Excerpts from a figure dataset:
** begin **
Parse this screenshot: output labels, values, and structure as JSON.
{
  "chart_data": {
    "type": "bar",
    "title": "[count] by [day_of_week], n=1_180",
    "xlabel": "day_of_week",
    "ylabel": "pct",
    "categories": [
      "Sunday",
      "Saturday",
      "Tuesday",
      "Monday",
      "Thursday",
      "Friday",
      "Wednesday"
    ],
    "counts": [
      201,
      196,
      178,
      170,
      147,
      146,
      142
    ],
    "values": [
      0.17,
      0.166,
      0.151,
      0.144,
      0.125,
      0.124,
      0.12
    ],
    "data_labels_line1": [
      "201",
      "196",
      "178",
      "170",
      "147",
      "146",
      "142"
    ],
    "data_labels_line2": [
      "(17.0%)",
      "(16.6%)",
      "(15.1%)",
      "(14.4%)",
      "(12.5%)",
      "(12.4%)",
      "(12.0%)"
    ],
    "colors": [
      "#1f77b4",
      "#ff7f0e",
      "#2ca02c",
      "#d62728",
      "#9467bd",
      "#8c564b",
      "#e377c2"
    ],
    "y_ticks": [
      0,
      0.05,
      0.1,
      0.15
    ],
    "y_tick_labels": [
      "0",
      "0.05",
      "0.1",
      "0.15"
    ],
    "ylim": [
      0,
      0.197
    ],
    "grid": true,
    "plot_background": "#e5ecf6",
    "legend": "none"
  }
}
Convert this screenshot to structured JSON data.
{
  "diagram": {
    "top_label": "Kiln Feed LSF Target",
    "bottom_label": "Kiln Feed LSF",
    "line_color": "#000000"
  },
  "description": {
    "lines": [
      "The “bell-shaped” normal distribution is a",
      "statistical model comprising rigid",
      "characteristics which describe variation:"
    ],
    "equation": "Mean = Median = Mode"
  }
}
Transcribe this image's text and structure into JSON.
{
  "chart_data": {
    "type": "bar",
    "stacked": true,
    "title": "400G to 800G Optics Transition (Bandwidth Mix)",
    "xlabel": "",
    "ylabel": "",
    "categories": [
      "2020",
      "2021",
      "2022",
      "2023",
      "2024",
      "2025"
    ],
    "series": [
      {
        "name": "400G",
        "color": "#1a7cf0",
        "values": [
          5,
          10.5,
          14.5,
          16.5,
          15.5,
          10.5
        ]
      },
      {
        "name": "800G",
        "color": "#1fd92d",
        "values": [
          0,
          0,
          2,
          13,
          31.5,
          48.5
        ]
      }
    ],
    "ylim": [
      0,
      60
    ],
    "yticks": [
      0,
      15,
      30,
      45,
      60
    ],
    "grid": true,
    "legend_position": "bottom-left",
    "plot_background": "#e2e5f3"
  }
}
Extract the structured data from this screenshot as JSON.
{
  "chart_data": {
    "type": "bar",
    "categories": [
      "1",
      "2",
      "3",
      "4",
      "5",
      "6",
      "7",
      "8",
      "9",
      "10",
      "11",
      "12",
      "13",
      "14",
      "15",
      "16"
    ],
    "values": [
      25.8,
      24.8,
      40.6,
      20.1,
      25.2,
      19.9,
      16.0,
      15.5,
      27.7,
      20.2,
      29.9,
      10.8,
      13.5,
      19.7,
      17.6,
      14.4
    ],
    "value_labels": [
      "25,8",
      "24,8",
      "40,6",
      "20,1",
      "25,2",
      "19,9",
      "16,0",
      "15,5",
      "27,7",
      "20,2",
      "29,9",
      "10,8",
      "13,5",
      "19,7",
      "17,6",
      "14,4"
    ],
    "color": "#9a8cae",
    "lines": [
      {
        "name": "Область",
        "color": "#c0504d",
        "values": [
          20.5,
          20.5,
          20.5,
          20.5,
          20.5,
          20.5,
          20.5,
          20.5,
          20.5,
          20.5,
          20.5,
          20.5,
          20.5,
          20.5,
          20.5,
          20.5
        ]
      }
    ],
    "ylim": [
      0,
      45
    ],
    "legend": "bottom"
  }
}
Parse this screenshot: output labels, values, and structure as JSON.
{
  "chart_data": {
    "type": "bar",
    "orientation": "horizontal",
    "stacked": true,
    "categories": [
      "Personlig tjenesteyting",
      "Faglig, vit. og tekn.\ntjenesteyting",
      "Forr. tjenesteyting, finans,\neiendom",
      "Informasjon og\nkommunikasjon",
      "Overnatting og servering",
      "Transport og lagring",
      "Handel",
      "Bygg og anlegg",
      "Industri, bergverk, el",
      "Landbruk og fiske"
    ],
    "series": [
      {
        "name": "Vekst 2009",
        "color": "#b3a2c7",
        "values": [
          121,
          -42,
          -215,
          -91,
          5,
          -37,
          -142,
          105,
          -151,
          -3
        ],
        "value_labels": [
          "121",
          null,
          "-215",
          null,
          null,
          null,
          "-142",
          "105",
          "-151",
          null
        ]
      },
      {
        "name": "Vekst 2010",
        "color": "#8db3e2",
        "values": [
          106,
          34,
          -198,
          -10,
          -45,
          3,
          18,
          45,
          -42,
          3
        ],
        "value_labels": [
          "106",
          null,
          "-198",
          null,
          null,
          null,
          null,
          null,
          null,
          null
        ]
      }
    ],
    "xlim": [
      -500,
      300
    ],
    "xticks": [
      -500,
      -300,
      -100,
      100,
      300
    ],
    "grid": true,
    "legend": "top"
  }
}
** end **
> The exercise
Every line of the material must be returned exactly as it appears.

> The completed task
Parse this screenshot: output labels, values, and structure as JSON.
{
  "chart_data": {
    "type": "bar",
    "title": "[count] by [day_of_week], n=1_180",
    "xlabel": "day_of_week",
    "ylabel": "pct",
    "categories": [
      "Sunday",
      "Saturday",
      "Tuesday",
      "Monday",
      "Thursday",
      "Friday",
      "Wednesday"
    ],
    "counts": [
      201,
      196,
      178,
      170,
      147,
      146,
      142
    ],
    "values": [
      0.17,
      0.166,
      0.151,
      0.144,
      0.125,
      0.124,
      0.12
    ],
    "data_labels_line1": [
      "201",
      "196",
      "178",
      "170",
      "147",
      "146",
      "142"
    ],
    "data_labels_line2": [
      "(17.0%)",
      "(16.6%)",
      "(15.1%)",
      "(14.4%)",
      "(12.5%)",
      "(12.4%)",
      "(12.0%)"
    ],
    "colors": [
      "#1f77b4",
      "#ff7f0e",
      "#2ca02c",
      "#d62728",
      "#9467bd",
      "#8c564b",
      "#e377c2"
    ],
    "y_ticks": [
      0,
      0.05,
      0.1,
      0.15
    ],
    "y_tick_labels": [
      "0",
      "0.05",
      "0.1",
      "0.15"
    ],
    "ylim": [
      0,
      0.197
    ],
    "grid": true,
    "plot_background": "#e5ecf6",
    "legend": "none"
  }
}
Convert this screenshot to structured JSON data.
{
  "diagram": {
    "top_label": "Kiln Feed LSF Target",
    "bottom_label": "Kiln Feed LSF",
    "line_color": "#000000"
  },
  "description": {
    "lines": [
      "The “bell-shaped” normal distribution is a",
      "statistical model comprising rigid",
      "characteristics which describe variation:"
    ],
    "equation": "Mean = Median = Mode"
  }
}
Transcribe this image's text and structure into JSON.
{
  "chart_data": {
    "type": "bar",
    "stacked": true,
    "title": "400G to 800G Optics Transition (Bandwidth Mix)",
    "xlabel": "",
    "ylabel": "",
    "categories": [
      "2020",
      "2021",
      "2022",
      "2023",
      "2024",
      "2025"
    ],
    "series": [
      {
        "name": "400G",
        "color": "#1a7cf0",
        "values": [
          5,
          10.5,
          14.5,
          16.5,
          15.5,
          10.5
        ]
      },
      {
        "name": "800G",
        "color": "#1fd92d",
        "values": [
          0,
          0,
          2,
          13,
          31.5,
          48.5
        ]
      }
    ],
    "ylim": [
      0,
      60
    ],
    "yticks": [
      0,
      15,
      30,
      45,
      60
    ],
    "grid": true,
    "legend_position": "bottom-left",
    "plot_background": "#e2e5f3"
  }
}
Extract the structured data from this screenshot as JSON.
{
  "chart_data": {
    "type": "bar",
    "categories": [
      "1",
      "2",
      "3",
      "4",
      "5",
      "6",
      "7",
      "8",
      "9",
      "10",
      "11",
      "12",
      "13",
      "14",
      "15",
      "16"
    ],
    "values": [
      25.8,
      24.8,
      40.6,
      20.1,
      25.2,
      19.9,
      16.0,
      15.5,
      27.7,
      20.2,
      29.9,
      10.8,
      13.5,
      19.7,
      17.6,
      14.4
    ],
    "value_labels": [
      "25,8",
      "24,8",
      "40,6",
      "20,1",
      "25,2",
      "19,9",
      "16,0",
      "15,5",
      "27,7",
      "20,2",
      "29,9",
      "10,8",
      "13,5",
      "19,7",
      "17,6",
      "14,4"
    ],
    "color": "#9a8cae",
    "lines": [
      {
        "name": "Область",
        "color": "#c0504d",
        "values": [
          20.5,
          20.5,
          20.5,
          20.5,
          20.5,
          20.5,
          20.5,
          20.5,
          20.5,
          20.5,
          20.5,
          20.5,
          20.5,
          20.5,
          20.5,
          20.5
        ]
      }
    ],
    "ylim": [
      0,
      45
    ],
    "legend": "bottom"
  }
}
Parse this screenshot: output labels, values, and structure as JSON.
{
  "chart_data": {
    "type": "bar",
    "orientation": "horizontal",
    "stacked": true,
    "categories": [
      "Personlig tjenesteyting",
      "Faglig, vit. og tekn.\ntjenesteyting",
      "Forr. tjenesteyting, finans,\neiendom",
      "Informasjon og\nkommunikasjon",
      "Overnatting og servering",
      "Transport og lagring",
      "Handel",
      "Bygg og anlegg",
      "Industri, bergverk, el",
      "Landbruk og fiske"
    ],
    "series": [
      {
        "name": "Vekst 2009",
        "color": "#b3a2c7",
        "values": [
          121,
          -42,
          -215,
          -91,
          5,
          -37,
          -142,
          105,
          -151,
          -3
        ],
        "value_labels": [
          "121",
          null,
          "-215",
          null,
          null,
          null,
          "-142",
          "105",
          "-151",
          null
        ]
      },
      {
        "name": "Vekst 2010",
        "color": "#8db3e2",
        "values": [
          106,
          34,
          -198,
          -10,
          -45,
          3,
          18,
          45,
          -42,
          3
        ],
        "value_labels": [
          "106",
          null,
          "-198",
          null,
          null,
          null,
          null,
          null,
          null,
          null
        ]
      }
    ],
    "xlim": [
      -500,
      300
    ],
    "xticks": [
      -500,
      -300,
      -100,
      100,
      300
    ],
    "grid": true,
    "legend": "top"
  }
}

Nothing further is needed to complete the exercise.